(Dataset items)
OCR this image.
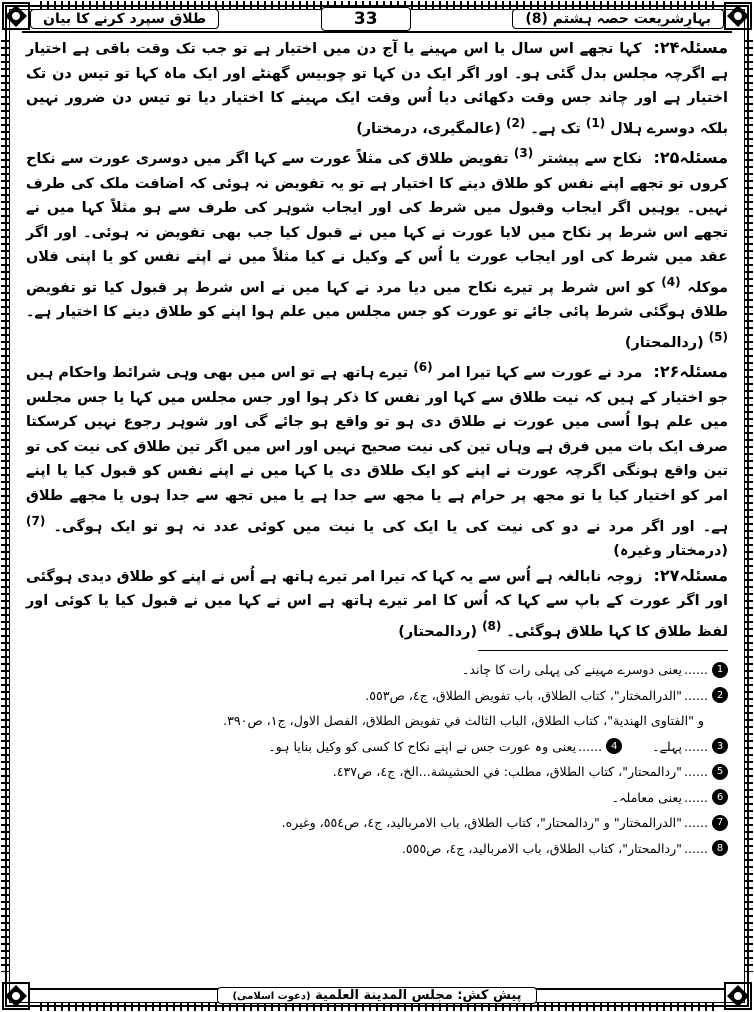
بہارِشریعت حصہ ہشتم (8)
33
طلاق سپرد کرنے کا بیان

مسئلہ۲۴: کہا تجھے اس سال یا اس مہینے یا آج دن میں اختیار ہے تو جب تک وقت باقی ہے اختیار ہے اگرچہ مجلس بدل گئی ہو۔ اور اگر ایک دن کہا تو چوبیس گھنٹے اور ایک ماہ کہا تو تیس دن تک اختیار ہے اور چاند جس وقت دکھائی دیا اُس وقت ایک مہینے کا اختیار دیا تو تیس دن ضرور نہیں بلکہ دوسرے ہلال $^{(1)}$ تک ہے۔ $^{(2)}$ (عالمگیری، درمختار)

مسئلہ۲۵: نکاح سے پیشتر $^{(3)}$ تفویض طلاق کی مثلاً عورت سے کہا اگر میں دوسری عورت سے نکاح کروں تو تجھے اپنے نفس کو طلاق دینے کا اختیار ہے تو یہ تفویض نہ ہوئی کہ اضافت ملک کی طرف نہیں۔ یوہیں اگر ایجاب وقبول میں شرط کی اور ایجاب شوہر کی طرف سے ہو مثلاً کہا میں نے تجھے اس شرط پر نکاح میں لایا عورت نے کہا میں نے قبول کیا جب بھی تفویض نہ ہوئی۔ اور اگر عقد میں شرط کی اور ایجاب عورت یا اُس کے وکیل نے کیا مثلاً میں نے اپنے نفس کو یا اپنی فلاں موکلہ $^{(4)}$ کو اس شرط پر تیرے نکاح میں دیا مرد نے کہا میں نے اس شرط پر قبول کیا تو تفویض طلاق ہوگئی شرط پائی جائے تو عورت کو جس مجلس میں علم ہوا اپنے کو طلاق دینے کا اختیار ہے۔ $^{(5)}$ (ردالمحتار)

مسئلہ۲۶: مرد نے عورت سے کہا تیرا امر $^{(6)}$ تیرے ہاتھ ہے تو اس میں بھی وہی شرائط واحکام ہیں جو اختیار کے ہیں کہ نیت طلاق سے کہا اور نفس کا ذکر ہوا اور جس مجلس میں کہا یا جس مجلس میں علم ہوا اُسی میں عورت نے طلاق دی ہو تو واقع ہو جائے گی اور شوہر رجوع نہیں کرسکتا صرف ایک بات میں فرق ہے وہاں تین کی نیت صحیح نہیں اور اس میں اگر تین طلاق کی نیت کی تو تین واقع ہونگی اگرچہ عورت نے اپنے کو ایک طلاق دی یا کہا میں نے اپنے نفس کو قبول کیا یا اپنے امر کو اختیار کیا یا تو مجھ پر حرام ہے یا مجھ سے جدا ہے یا میں تجھ سے جدا ہوں یا مجھے طلاق ہے۔ اور اگر مرد نے دو کی نیت کی یا ایک کی یا نیت میں کوئی عدد نہ ہو تو ایک ہوگی۔ $^{(7)}$ (درمختار وغیرہ)

مسئلہ۲۷: زوجہ نابالغہ ہے اُس سے یہ کہا کہ تیرا امر تیرے ہاتھ ہے اُس نے اپنے کو طلاق دیدی ہوگئی اور اگر عورت کے باپ سے کہا کہ اُس کا امر تیرے ہاتھ ہے اس نے کہا میں نے قبول کیا یا کوئی اور لفظ طلاق کا کہا طلاق ہوگئی۔ $^{(8)}$ (ردالمحتار)

1
......
یعنی دوسرے مہینے کی پہلی رات کا چاند۔

2
......
"الدرالمختار"، کتاب الطلاق، باب تفويض الطلاق، ج٤، ص٥٥٣.

و "الفتاوى الهندية"، كتاب الطلاق، الباب الثالث في تفويض الطلاق، الفصل الاول، ج١، ص٣٩٠.

3
......
پہلے۔
4
......
یعنی وہ عورت جس نے اپنے نکاح کا کسی کو وکیل بنایا ہو۔

5
......
"ردالمحتار"، كتاب الطلاق، مطلب: في الحشيشة...الخ، ج٤، ص٤٣٧.

6
......
یعنی معاملہ۔

7
......
"الدرالمختار" و "ردالمحتار"، كتاب الطلاق، باب الامرباليد، ج٤، ص٥٥٤، وغيره.

8
......
"ردالمحتار"، كتاب الطلاق، باب الامرباليد، ج٤، ص٥٥٥.

پیش کش: مجلس المدينة العلمية (دعوت اسلامی)
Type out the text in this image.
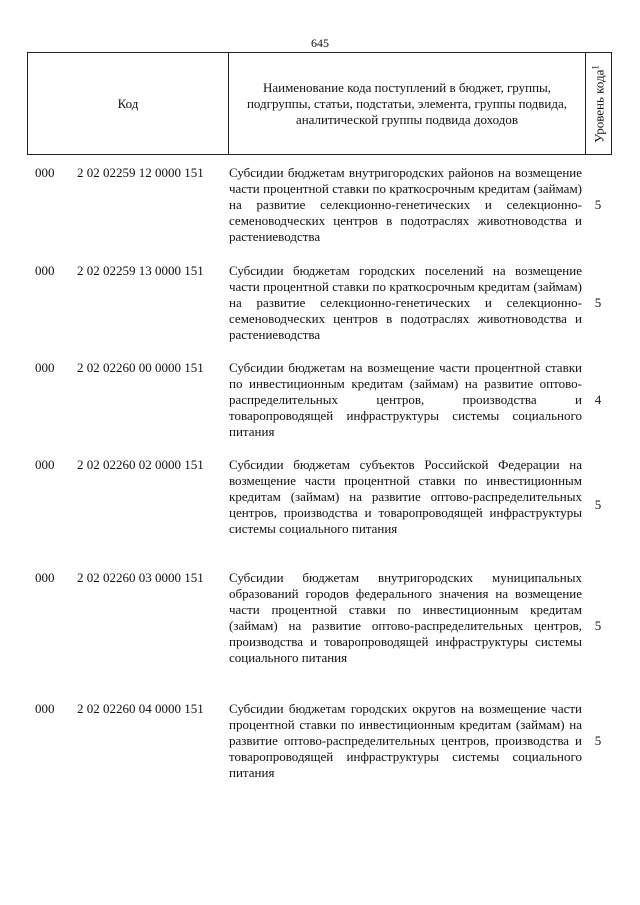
645
Код
Наименование кода поступлений в бюджет, группы, подгруппы, статьи, подстатьи, элемента, группы подвида, аналитической группы подвида доходов	Уровень кода$^1$
000 2 02 02259 12 0000 151 Субсидии бюджетам внутригородских районов на возмещение части процентной ставки по краткосрочным кредитам (займам) на развитие селекционно-генетических и селекционно-семеноводческих центров в подотраслях животноводства и растениеводства
5
000 2 02 02259 13 0000 151 Субсидии бюджетам городских поселений на возмещение части процентной ставки по краткосрочным кредитам (займам) на развитие селекционно-генетических и селекционно-семеноводческих центров в подотраслях животноводства и растениеводства
5
000 2 02 02260 00 0000 151 Субсидии бюджетам на возмещение части процентной ставки по инвестиционным кредитам (займам) на развитие оптово-распределительных центров, производства и товаропроводящей инфраструктуры системы социального питания
4
000 2 02 02260 02 0000 151 Субсидии бюджетам субъектов Российской Федерации на возмещение части процентной ставки по инвестиционным кредитам (займам) на развитие оптово-распределительных центров, производства и товаропроводящей инфраструктуры системы социального питания
5
000 2 02 02260 03 0000 151 Субсидии бюджетам внутригородских муниципальных образований городов федерального значения на возмещение части процентной ставки по инвестиционным кредитам (займам) на развитие оптово-распределительных центров, производства и товаропроводящей инфраструктуры системы социального питания
5
000 2 02 02260 04 0000 151 Субсидии бюджетам городских округов на возмещение части процентной ставки по инвестиционным кредитам (займам) на развитие оптово-распределительных центров, производства и товаропроводящей инфраструктуры системы социального питания
5
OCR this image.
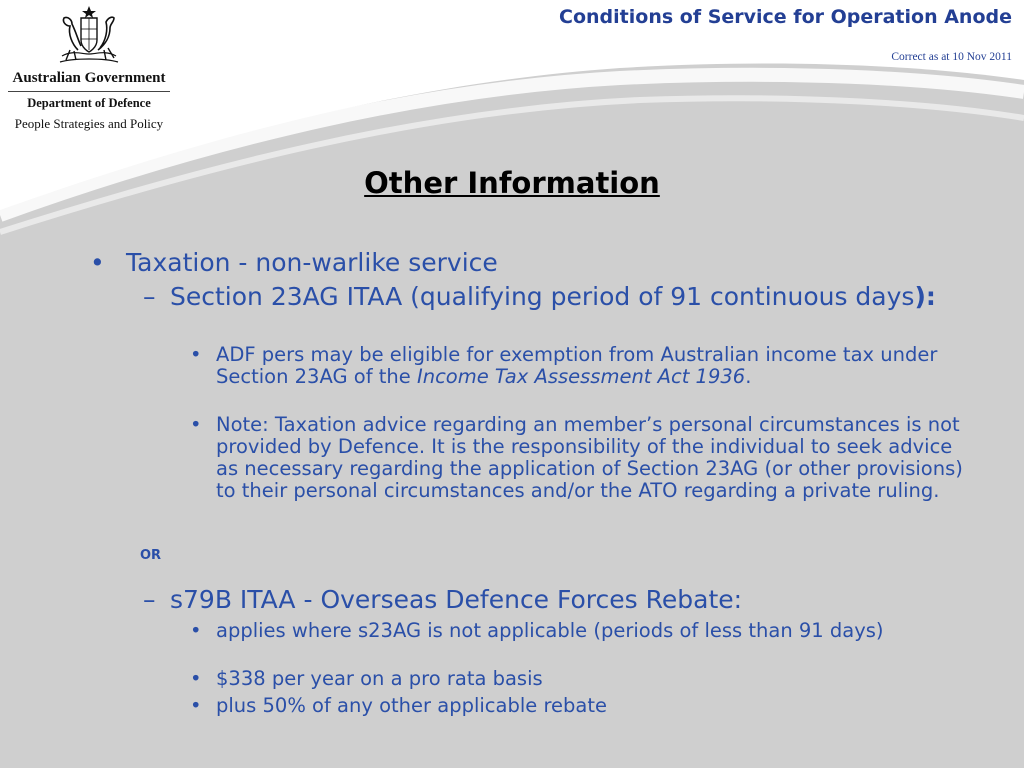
Australian Government
Department of Defence
People Strategies and Policy
Conditions of Service for Operation Anode
Correct as at 10 Nov 2011
Other Information
• Taxation - non-warlike service
– Section 23AG ITAA (qualifying period of 91 continuous days):
• ADF pers may be eligible for exemption from Australian income tax under Section 23AG of the Income Tax Assessment Act 1936.
• Note: Taxation advice regarding an member’s personal circumstances is not provided by Defence. It is the responsibility of the individual to seek advice as necessary regarding the application of Section 23AG (or other provisions) to their personal circumstances and/or the ATO regarding a private ruling.
OR
– s79B ITAA - Overseas Defence Forces Rebate:
• applies where s23AG is not applicable (periods of less than 91 days)
• $338 per year on a pro rata basis
• plus 50% of any other applicable rebate
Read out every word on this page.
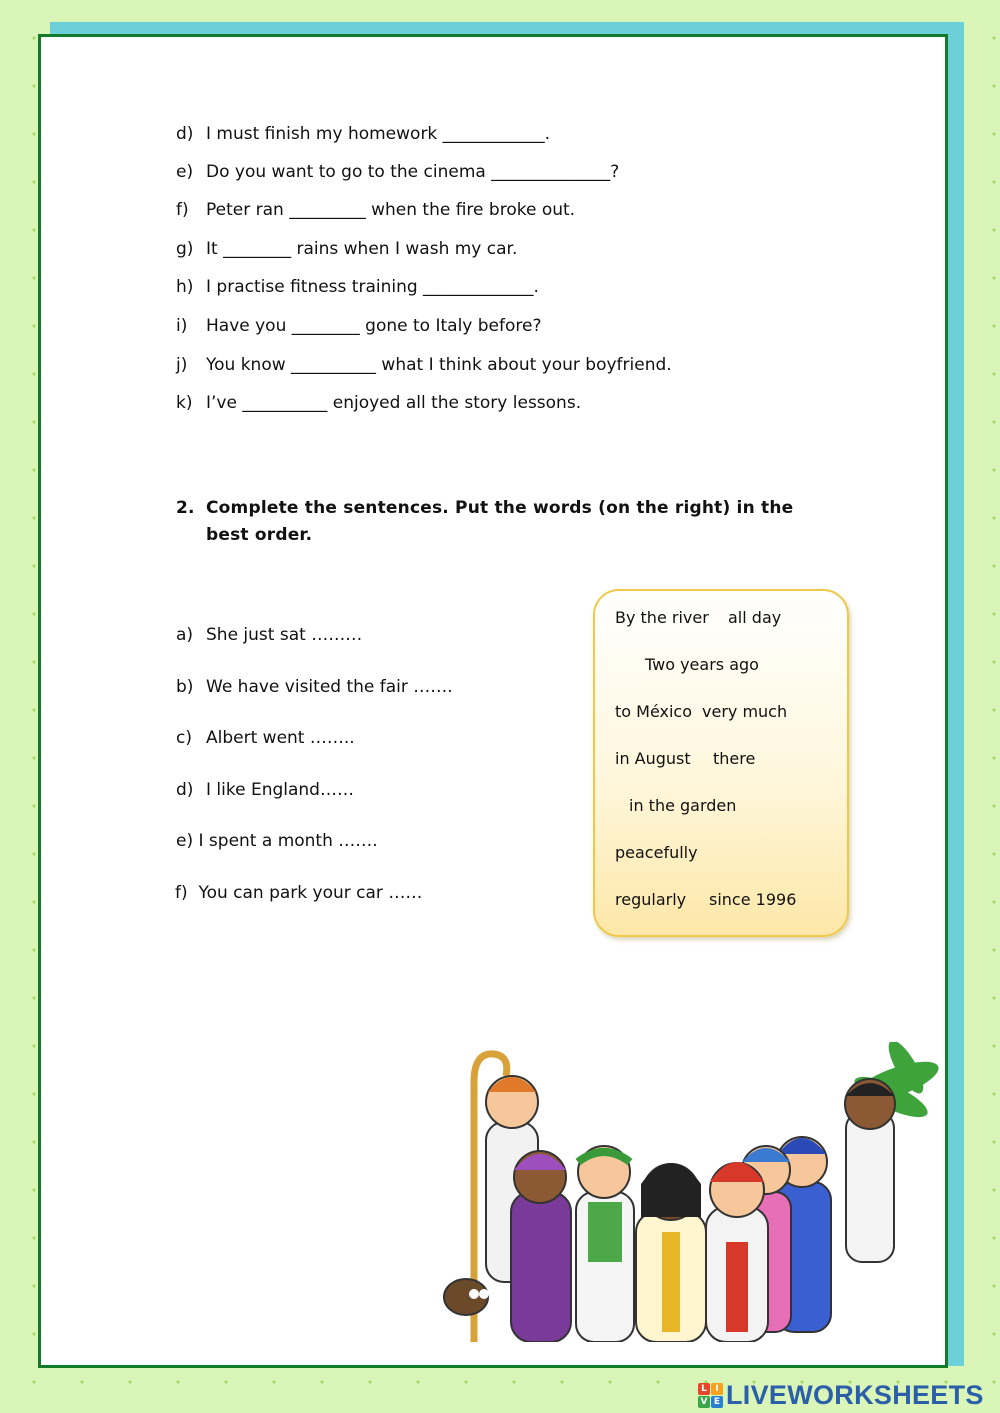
d) I must finish my homework ____________.
e) Do you want to go to the cinema ______________?
f) Peter ran _________ when the fire broke out.
g) It ________ rains when I wash my car.
h) I practise fitness training _____________.
i) Have you ________ gone to Italy before?
j) You know __________ what I think about your boyfriend.
k) I’ve __________ enjoyed all the story lessons.
2. Complete the sentences. Put the words (on the right) in the best order.
a) She just sat ………
b) We have visited the fair …….
c) Albert went ……..
d) I like England……
e) I spent a month …….
f) You can park your car ……
By the river all day
Two years ago
to México very much
in August there
in the garden
peacefully
regularly since 1996
L I
V E LIVEWORKSHEETS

## What you are asked to do
Write out the material above once more, exactly as it reads, with no pictures.

## Correct result
OCR this image.
بہارِشریعت حصہ ہشتم (8)
33
طلاق سپرد کرنے کا بیان

مسئلہ۲۴: کہا تجھے اس سال یا اس مہینے یا آج دن میں اختیار ہے تو جب تک وقت باقی ہے اختیار ہے اگرچہ مجلس بدل گئی ہو۔ اور اگر ایک دن کہا تو چوبیس گھنٹے اور ایک ماہ کہا تو تیس دن تک اختیار ہے اور چاند جس وقت دکھائی دیا اُس وقت ایک مہینے کا اختیار دیا تو تیس دن ضرور نہیں بلکہ دوسرے ہلال $^{(1)}$ تک ہے۔ $^{(2)}$ (عالمگیری، درمختار)

مسئلہ۲۵: نکاح سے پیشتر $^{(3)}$ تفویض طلاق کی مثلاً عورت سے کہا اگر میں دوسری عورت سے نکاح کروں تو تجھے اپنے نفس کو طلاق دینے کا اختیار ہے تو یہ تفویض نہ ہوئی کہ اضافت ملک کی طرف نہیں۔ یوہیں اگر ایجاب وقبول میں شرط کی اور ایجاب شوہر کی طرف سے ہو مثلاً کہا میں نے تجھے اس شرط پر نکاح میں لایا عورت نے کہا میں نے قبول کیا جب بھی تفویض نہ ہوئی۔ اور اگر عقد میں شرط کی اور ایجاب عورت یا اُس کے وکیل نے کیا مثلاً میں نے اپنے نفس کو یا اپنی فلاں موکلہ $^{(4)}$ کو اس شرط پر تیرے نکاح میں دیا مرد نے کہا میں نے اس شرط پر قبول کیا تو تفویض طلاق ہوگئی شرط پائی جائے تو عورت کو جس مجلس میں علم ہوا اپنے کو طلاق دینے کا اختیار ہے۔ $^{(5)}$ (ردالمحتار)

مسئلہ۲۶: مرد نے عورت سے کہا تیرا امر $^{(6)}$ تیرے ہاتھ ہے تو اس میں بھی وہی شرائط واحکام ہیں جو اختیار کے ہیں کہ نیت طلاق سے کہا اور نفس کا ذکر ہوا اور جس مجلس میں کہا یا جس مجلس میں علم ہوا اُسی میں عورت نے طلاق دی ہو تو واقع ہو جائے گی اور شوہر رجوع نہیں کرسکتا صرف ایک بات میں فرق ہے وہاں تین کی نیت صحیح نہیں اور اس میں اگر تین طلاق کی نیت کی تو تین واقع ہونگی اگرچہ عورت نے اپنے کو ایک طلاق دی یا کہا میں نے اپنے نفس کو قبول کیا یا اپنے امر کو اختیار کیا یا تو مجھ پر حرام ہے یا مجھ سے جدا ہے یا میں تجھ سے جدا ہوں یا مجھے طلاق ہے۔ اور اگر مرد نے دو کی نیت کی یا ایک کی یا نیت میں کوئی عدد نہ ہو تو ایک ہوگی۔ $^{(7)}$ (درمختار وغیرہ)

مسئلہ۲۷: زوجہ نابالغہ ہے اُس سے یہ کہا کہ تیرا امر تیرے ہاتھ ہے اُس نے اپنے کو طلاق دیدی ہوگئی اور اگر عورت کے باپ سے کہا کہ اُس کا امر تیرے ہاتھ ہے اس نے کہا میں نے قبول کیا یا کوئی اور لفظ طلاق کا کہا طلاق ہوگئی۔ $^{(8)}$ (ردالمحتار)

1
......
یعنی دوسرے مہینے کی پہلی رات کا چاند۔

2
......
"الدرالمختار"، کتاب الطلاق، باب تفويض الطلاق، ج٤، ص٥٥٣.

و "الفتاوى الهندية"، كتاب الطلاق، الباب الثالث في تفويض الطلاق، الفصل الاول، ج١، ص٣٩٠.

3
......
پہلے۔
4
......
یعنی وہ عورت جس نے اپنے نکاح کا کسی کو وکیل بنایا ہو۔

5
......
"ردالمحتار"، كتاب الطلاق، مطلب: في الحشيشة...الخ، ج٤، ص٤٣٧.

6
......
یعنی معاملہ۔

7
......
"الدرالمختار" و "ردالمحتار"، كتاب الطلاق، باب الامرباليد، ج٤، ص٥٥٤، وغيره.

8
......
"ردالمحتار"، كتاب الطلاق، باب الامرباليد، ج٤، ص٥٥٥.

پیش کش: مجلس المدينة العلمية (دعوت اسلامی)
Type out the text in this image.
645
Код
Наименование кода поступлений в бюджет, группы, подгруппы, статьи, подстатьи, элемента, группы подвида, аналитической группы подвида доходов	Уровень кода$^1$
000 2 02 02259 12 0000 151 Субсидии бюджетам внутригородских районов на возмещение части процентной ставки по краткосрочным кредитам (займам) на развитие селекционно-генетических и селекционно-семеноводческих центров в подотраслях животноводства и растениеводства
5
000 2 02 02259 13 0000 151 Субсидии бюджетам городских поселений на возмещение части процентной ставки по краткосрочным кредитам (займам) на развитие селекционно-генетических и селекционно-семеноводческих центров в подотраслях животноводства и растениеводства
5
000 2 02 02260 00 0000 151 Субсидии бюджетам на возмещение части процентной ставки по инвестиционным кредитам (займам) на развитие оптово-распределительных центров, производства и товаропроводящей инфраструктуры системы социального питания
4
000 2 02 02260 02 0000 151 Субсидии бюджетам субъектов Российской Федерации на возмещение части процентной ставки по инвестиционным кредитам (займам) на развитие оптово-распределительных центров, производства и товаропроводящей инфраструктуры системы социального питания
5
000 2 02 02260 03 0000 151 Субсидии бюджетам внутригородских муниципальных образований городов федерального значения на возмещение части процентной ставки по инвестиционным кредитам (займам) на развитие оптово-распределительных центров, производства и товаропроводящей инфраструктуры системы социального питания
5
000 2 02 02260 04 0000 151 Субсидии бюджетам городских округов на возмещение части процентной ставки по инвестиционным кредитам (займам) на развитие оптово-распределительных центров, производства и товаропроводящей инфраструктуры системы социального питания
5
OCR this image.
Australian Government
Department of Defence
People Strategies and Policy
Conditions of Service for Operation Anode
Correct as at 10 Nov 2011
Other Information
• Taxation - non-warlike service
– Section 23AG ITAA (qualifying period of 91 continuous days):
• ADF pers may be eligible for exemption from Australian income tax under Section 23AG of the Income Tax Assessment Act 1936.
• Note: Taxation advice regarding an member’s personal circumstances is not provided by Defence. It is the responsibility of the individual to seek advice as necessary regarding the application of Section 23AG (or other provisions) to their personal circumstances and/or the ATO regarding a private ruling.
OR
– s79B ITAA - Overseas Defence Forces Rebate:
• applies where s23AG is not applicable (periods of less than 91 days)
• $338 per year on a pro rata basis
• plus 50% of any other applicable rebate
Read out every word on this page.
d) I must finish my homework ____________.
e) Do you want to go to the cinema ______________?
f) Peter ran _________ when the fire broke out.
g) It ________ rains when I wash my car.
h) I practise fitness training _____________.
i) Have you ________ gone to Italy before?
j) You know __________ what I think about your boyfriend.
k) I’ve __________ enjoyed all the story lessons.
2. Complete the sentences. Put the words (on the right) in the best order.
a) She just sat ………
b) We have visited the fair …….
c) Albert went ……..
d) I like England……
e) I spent a month …….
f) You can park your car ……
By the river all day
Two years ago
to México very much
in August there
in the garden
peacefully
regularly since 1996
L I
V E LIVEWORKSHEETS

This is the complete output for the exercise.